== RECORDS TO PROCESS

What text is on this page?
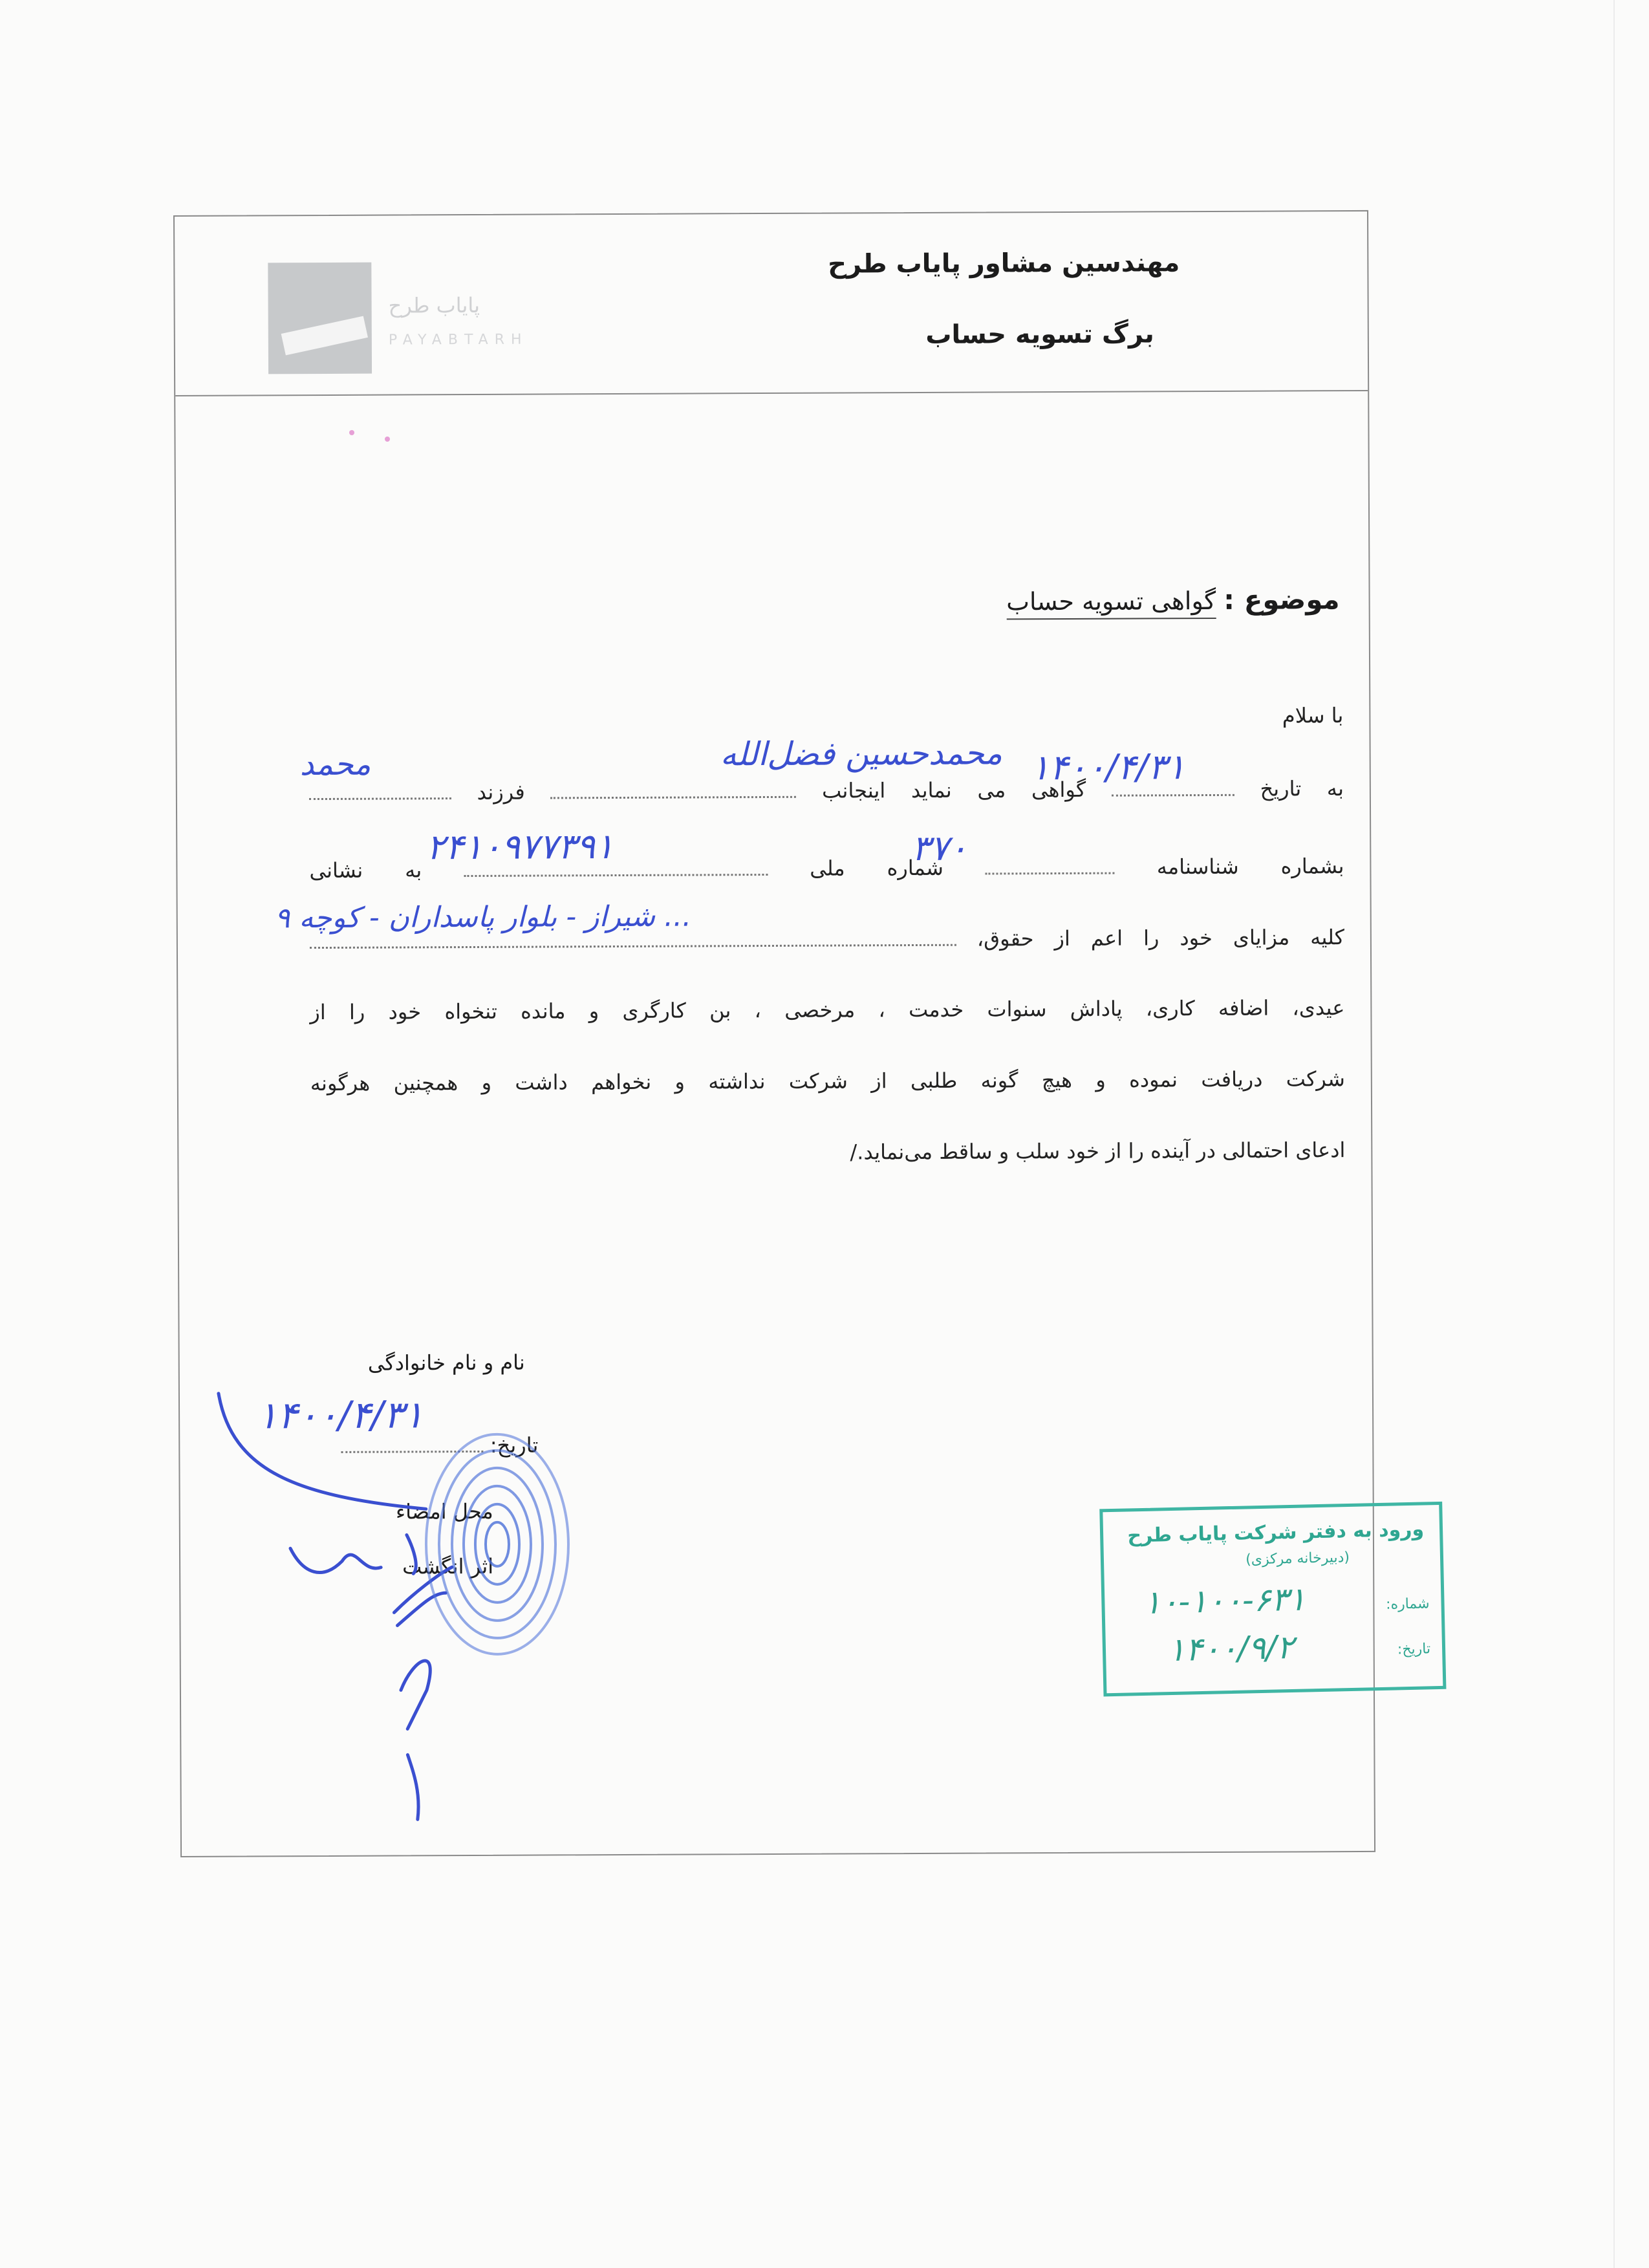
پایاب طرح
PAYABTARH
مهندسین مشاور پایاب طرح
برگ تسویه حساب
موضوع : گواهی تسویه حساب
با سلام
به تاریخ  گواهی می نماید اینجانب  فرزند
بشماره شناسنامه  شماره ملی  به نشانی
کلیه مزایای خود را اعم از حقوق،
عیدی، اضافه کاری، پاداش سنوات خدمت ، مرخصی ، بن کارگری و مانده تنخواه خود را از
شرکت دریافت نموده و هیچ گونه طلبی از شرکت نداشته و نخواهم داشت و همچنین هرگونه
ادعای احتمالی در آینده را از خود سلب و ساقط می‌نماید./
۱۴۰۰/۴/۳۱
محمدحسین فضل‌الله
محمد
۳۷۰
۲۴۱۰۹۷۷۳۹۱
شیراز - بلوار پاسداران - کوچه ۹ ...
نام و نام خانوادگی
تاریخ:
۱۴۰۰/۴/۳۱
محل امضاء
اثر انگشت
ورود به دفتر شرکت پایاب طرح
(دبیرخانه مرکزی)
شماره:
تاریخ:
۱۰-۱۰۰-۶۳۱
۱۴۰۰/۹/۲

====
== RECORDS TO PROCESS

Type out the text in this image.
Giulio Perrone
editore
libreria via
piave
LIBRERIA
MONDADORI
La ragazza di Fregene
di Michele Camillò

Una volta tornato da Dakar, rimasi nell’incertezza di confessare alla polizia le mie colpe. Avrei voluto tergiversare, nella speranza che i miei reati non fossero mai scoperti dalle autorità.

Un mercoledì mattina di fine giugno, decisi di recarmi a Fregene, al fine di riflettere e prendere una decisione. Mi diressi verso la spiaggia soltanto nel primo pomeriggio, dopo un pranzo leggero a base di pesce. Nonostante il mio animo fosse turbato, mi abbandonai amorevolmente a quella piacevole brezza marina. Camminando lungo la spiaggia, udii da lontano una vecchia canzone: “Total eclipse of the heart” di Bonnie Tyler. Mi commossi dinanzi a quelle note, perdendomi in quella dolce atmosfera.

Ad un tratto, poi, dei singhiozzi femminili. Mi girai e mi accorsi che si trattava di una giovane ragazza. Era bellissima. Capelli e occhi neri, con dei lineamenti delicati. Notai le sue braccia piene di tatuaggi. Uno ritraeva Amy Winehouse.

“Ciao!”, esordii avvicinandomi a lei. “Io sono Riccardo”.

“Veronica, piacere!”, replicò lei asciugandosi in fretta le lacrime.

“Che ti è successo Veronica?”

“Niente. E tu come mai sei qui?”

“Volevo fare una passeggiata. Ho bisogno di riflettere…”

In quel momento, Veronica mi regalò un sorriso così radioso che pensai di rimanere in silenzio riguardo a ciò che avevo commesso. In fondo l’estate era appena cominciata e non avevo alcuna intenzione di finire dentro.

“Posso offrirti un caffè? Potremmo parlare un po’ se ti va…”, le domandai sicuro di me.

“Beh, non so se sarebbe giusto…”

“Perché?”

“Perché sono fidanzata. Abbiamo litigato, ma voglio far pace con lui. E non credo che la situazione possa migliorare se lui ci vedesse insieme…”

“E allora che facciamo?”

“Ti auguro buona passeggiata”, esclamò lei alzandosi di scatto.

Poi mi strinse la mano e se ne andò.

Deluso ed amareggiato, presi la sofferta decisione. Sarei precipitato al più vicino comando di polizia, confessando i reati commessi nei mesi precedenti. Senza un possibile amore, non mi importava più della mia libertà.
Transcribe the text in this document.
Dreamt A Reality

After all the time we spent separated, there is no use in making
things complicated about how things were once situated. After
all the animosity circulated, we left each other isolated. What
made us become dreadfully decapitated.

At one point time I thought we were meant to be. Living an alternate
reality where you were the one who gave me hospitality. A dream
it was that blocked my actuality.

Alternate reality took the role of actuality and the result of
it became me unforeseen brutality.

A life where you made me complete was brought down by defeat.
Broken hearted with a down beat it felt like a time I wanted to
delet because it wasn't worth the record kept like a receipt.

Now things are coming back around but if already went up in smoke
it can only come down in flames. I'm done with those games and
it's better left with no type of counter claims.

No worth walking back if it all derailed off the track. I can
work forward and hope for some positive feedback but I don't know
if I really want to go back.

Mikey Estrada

====
== RECORDS TO PROCESS

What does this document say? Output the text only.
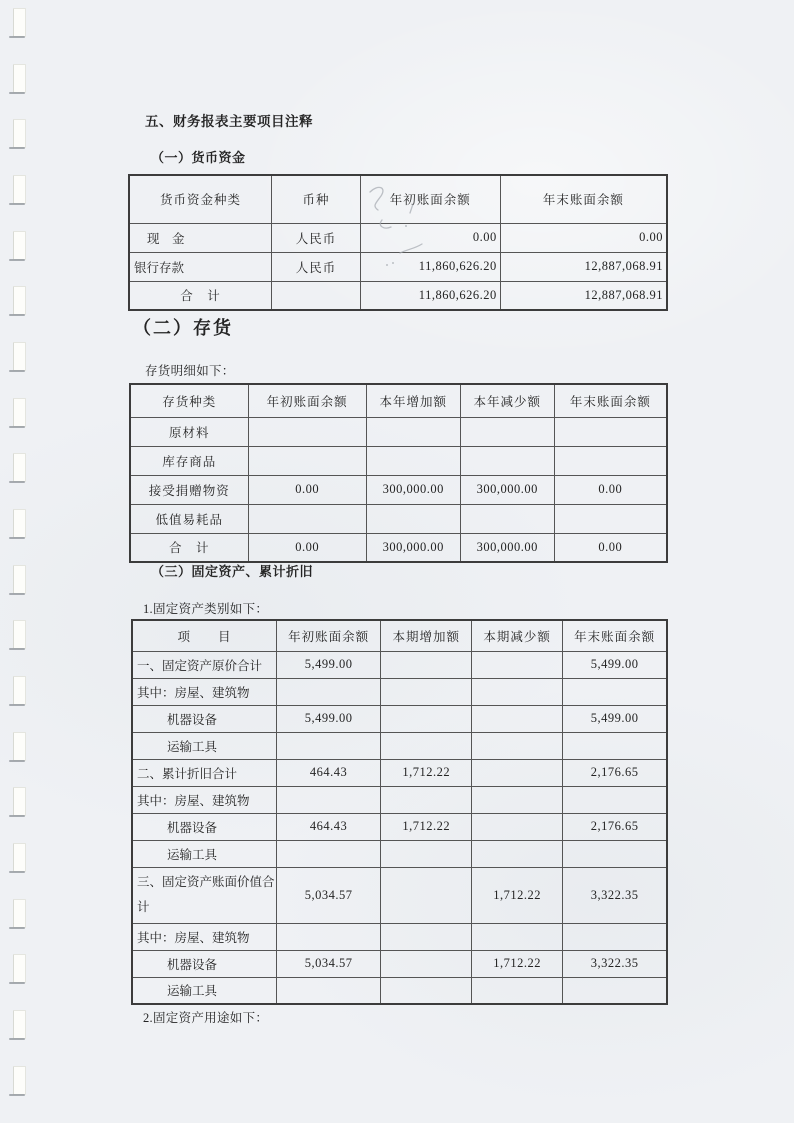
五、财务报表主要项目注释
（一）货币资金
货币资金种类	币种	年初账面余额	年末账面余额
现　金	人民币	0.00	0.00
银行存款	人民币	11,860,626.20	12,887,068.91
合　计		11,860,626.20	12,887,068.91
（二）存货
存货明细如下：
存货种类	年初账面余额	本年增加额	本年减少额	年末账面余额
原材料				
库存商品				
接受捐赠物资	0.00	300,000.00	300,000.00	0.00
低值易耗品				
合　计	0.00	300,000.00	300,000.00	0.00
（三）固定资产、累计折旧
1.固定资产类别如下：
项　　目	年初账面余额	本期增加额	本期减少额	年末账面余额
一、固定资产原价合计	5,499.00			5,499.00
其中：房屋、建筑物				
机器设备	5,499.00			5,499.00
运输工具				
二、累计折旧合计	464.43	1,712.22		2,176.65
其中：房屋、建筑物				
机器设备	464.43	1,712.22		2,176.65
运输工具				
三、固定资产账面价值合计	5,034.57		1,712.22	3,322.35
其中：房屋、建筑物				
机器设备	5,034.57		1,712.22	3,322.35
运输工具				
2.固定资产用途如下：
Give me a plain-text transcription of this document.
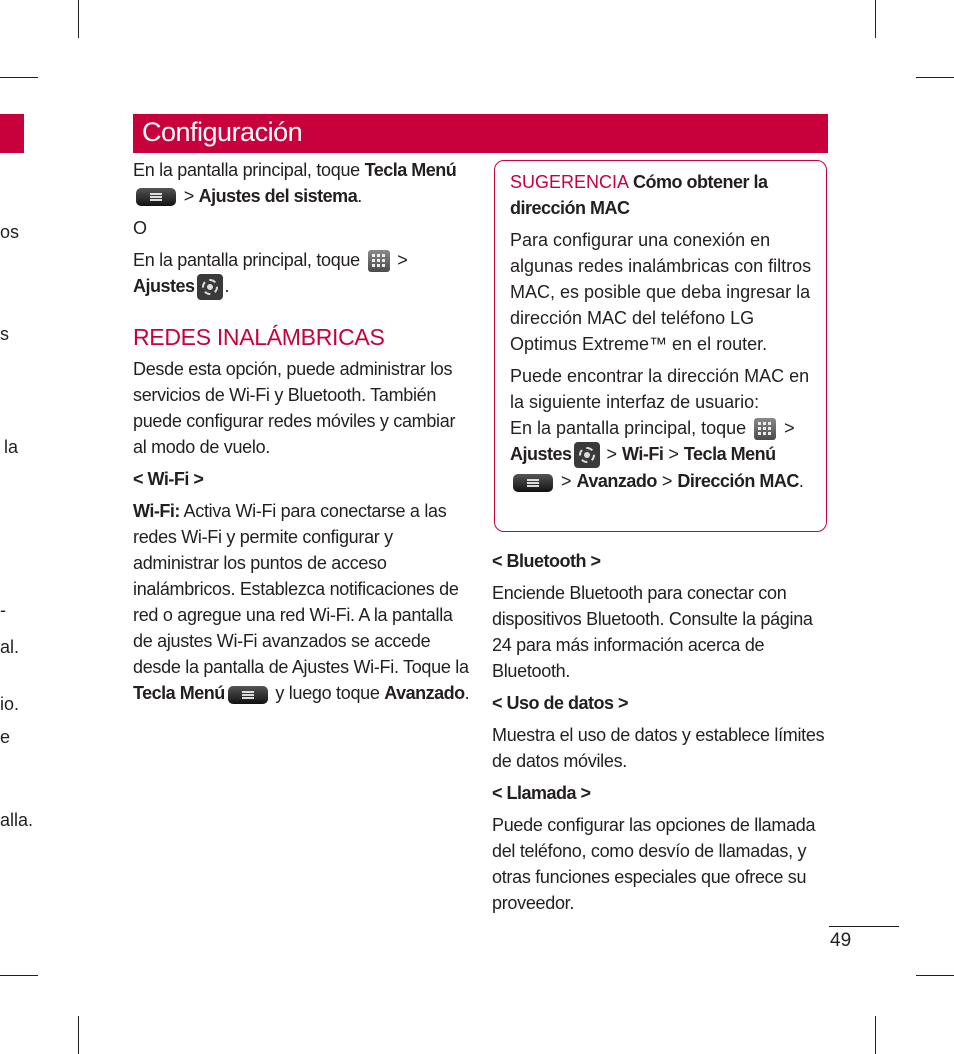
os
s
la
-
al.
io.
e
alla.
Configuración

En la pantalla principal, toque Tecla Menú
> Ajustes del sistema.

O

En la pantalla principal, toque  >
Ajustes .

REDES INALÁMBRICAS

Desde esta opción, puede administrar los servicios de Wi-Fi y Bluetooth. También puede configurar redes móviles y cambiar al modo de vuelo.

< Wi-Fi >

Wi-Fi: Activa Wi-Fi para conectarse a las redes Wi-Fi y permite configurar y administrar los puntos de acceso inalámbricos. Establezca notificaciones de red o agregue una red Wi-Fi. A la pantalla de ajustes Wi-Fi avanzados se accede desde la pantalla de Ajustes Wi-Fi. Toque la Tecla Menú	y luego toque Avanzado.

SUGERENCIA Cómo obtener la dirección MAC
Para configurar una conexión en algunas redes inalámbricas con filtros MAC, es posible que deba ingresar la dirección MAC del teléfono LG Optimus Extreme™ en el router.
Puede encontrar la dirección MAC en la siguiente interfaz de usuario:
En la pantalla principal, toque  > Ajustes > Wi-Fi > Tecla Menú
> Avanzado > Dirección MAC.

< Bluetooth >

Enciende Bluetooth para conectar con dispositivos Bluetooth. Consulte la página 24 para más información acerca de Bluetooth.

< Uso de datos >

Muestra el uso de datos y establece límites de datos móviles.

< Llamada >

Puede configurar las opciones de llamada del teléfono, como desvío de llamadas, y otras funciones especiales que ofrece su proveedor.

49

====

* _WORK INSTRUCTIONS_
Of all the lines in the data above, state how many include "年初账面余额". Say only the number.

* _FINISHED ANSWER_
3